▶ DESCRIPTION OF THE TASK: Leave out the pictures, then reproduce the rest of the material exactly.

▶ RECORDS FOR THIS EXERCISE:
# # #

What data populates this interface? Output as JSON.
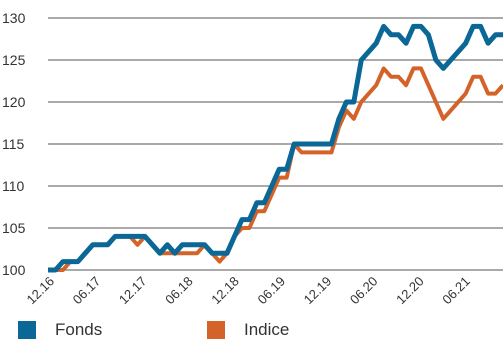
{
  "chart_data": {
    "type": "line",
    "yticks": [
      100,
      105,
      110,
      115,
      120,
      125,
      130
    ],
    "ylim": [
      100,
      130
    ],
    "xticks": [
      "12.16",
      "06.17",
      "12.17",
      "06.18",
      "12.18",
      "06.19",
      "12.19",
      "06.20",
      "12.20",
      "06.21"
    ],
    "grid": true,
    "legend_position": "bottom",
    "series": [
      {
        "name": "Fonds",
        "color": "#0a6796",
        "values": [
          100,
          100,
          101,
          101,
          101,
          102,
          103,
          103,
          103,
          104,
          104,
          104,
          104,
          104,
          103,
          102,
          103,
          102,
          103,
          103,
          103,
          103,
          102,
          102,
          102,
          104,
          106,
          106,
          108,
          108,
          110,
          112,
          112,
          115,
          115,
          115,
          115,
          115,
          115,
          118,
          120,
          120,
          125,
          126,
          127,
          129,
          128,
          128,
          127,
          129,
          129,
          128,
          125,
          124,
          125,
          126,
          127,
          129,
          129,
          127,
          128,
          128
        ]
      },
      {
        "name": "Indice",
        "color": "#d4632a",
        "values": [
          100,
          100,
          100,
          101,
          101,
          102,
          103,
          103,
          103,
          104,
          104,
          104,
          103,
          104,
          103,
          102,
          102,
          102,
          102,
          102,
          102,
          103,
          102,
          101,
          102,
          104,
          105,
          105,
          107,
          107,
          109,
          111,
          111,
          115,
          114,
          114,
          114,
          114,
          114,
          117,
          119,
          118,
          120,
          121,
          122,
          124,
          123,
          123,
          122,
          124,
          124,
          122,
          120,
          118,
          119,
          120,
          121,
          123,
          123,
          121,
          121,
          122
        ]
      }
    ]
  }
}
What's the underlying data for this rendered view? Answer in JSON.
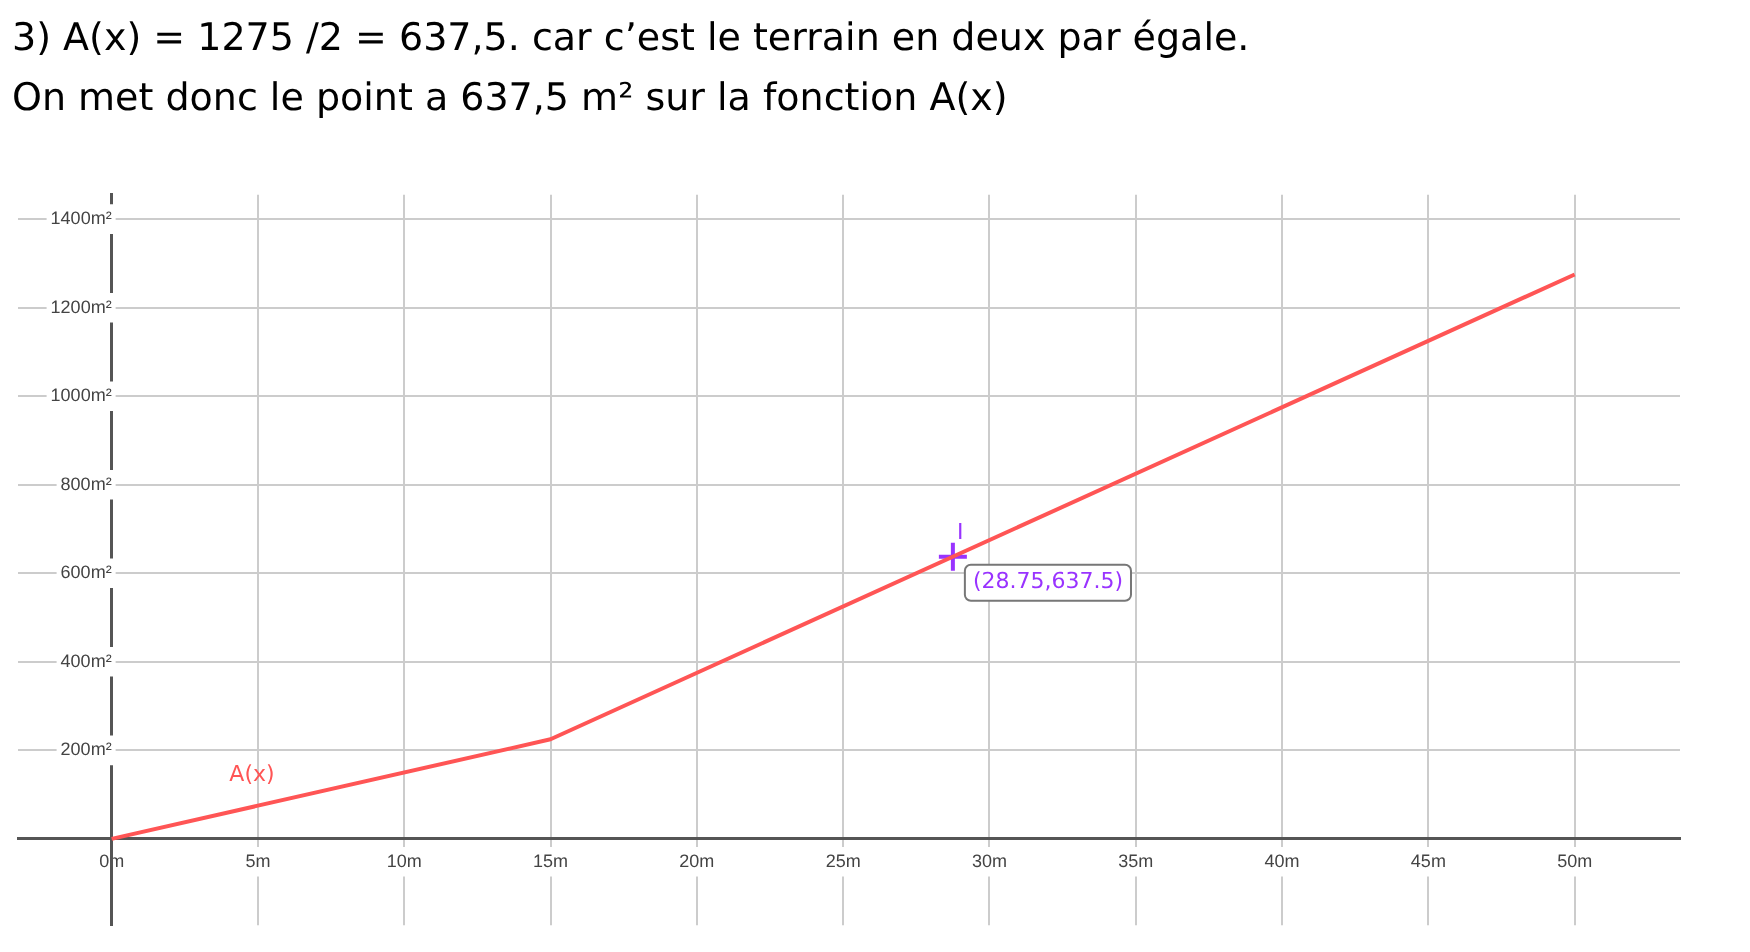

# # #

▶ IN RESPONSE:
What data populates this interface? Output as JSON.
{
  "chart_data": {
    "type": "line",
    "yticks": [
      100,
      105,
      110,
      115,
      120,
      125,
      130
    ],
    "ylim": [
      100,
      130
    ],
    "xticks": [
      "12.16",
      "06.17",
      "12.17",
      "06.18",
      "12.18",
      "06.19",
      "12.19",
      "06.20",
      "12.20",
      "06.21"
    ],
    "grid": true,
    "legend_position": "bottom",
    "series": [
      {
        "name": "Fonds",
        "color": "#0a6796",
        "values": [
          100,
          100,
          101,
          101,
          101,
          102,
          103,
          103,
          103,
          104,
          104,
          104,
          104,
          104,
          103,
          102,
          103,
          102,
          103,
          103,
          103,
          103,
          102,
          102,
          102,
          104,
          106,
          106,
          108,
          108,
          110,
          112,
          112,
          115,
          115,
          115,
          115,
          115,
          115,
          118,
          120,
          120,
          125,
          126,
          127,
          129,
          128,
          128,
          127,
          129,
          129,
          128,
          125,
          124,
          125,
          126,
          127,
          129,
          129,
          127,
          128,
          128
        ]
      },
      {
        "name": "Indice",
        "color": "#d4632a",
        "values": [
          100,
          100,
          100,
          101,
          101,
          102,
          103,
          103,
          103,
          104,
          104,
          104,
          103,
          104,
          103,
          102,
          102,
          102,
          102,
          102,
          102,
          103,
          102,
          101,
          102,
          104,
          105,
          105,
          107,
          107,
          109,
          111,
          111,
          115,
          114,
          114,
          114,
          114,
          114,
          117,
          119,
          118,
          120,
          121,
          122,
          124,
          123,
          123,
          122,
          124,
          124,
          122,
          120,
          118,
          119,
          120,
          121,
          123,
          123,
          121,
          121,
          122
        ]
      }
    ]
  }
}
What's the underlying data for this rendered view? Answer in JSON.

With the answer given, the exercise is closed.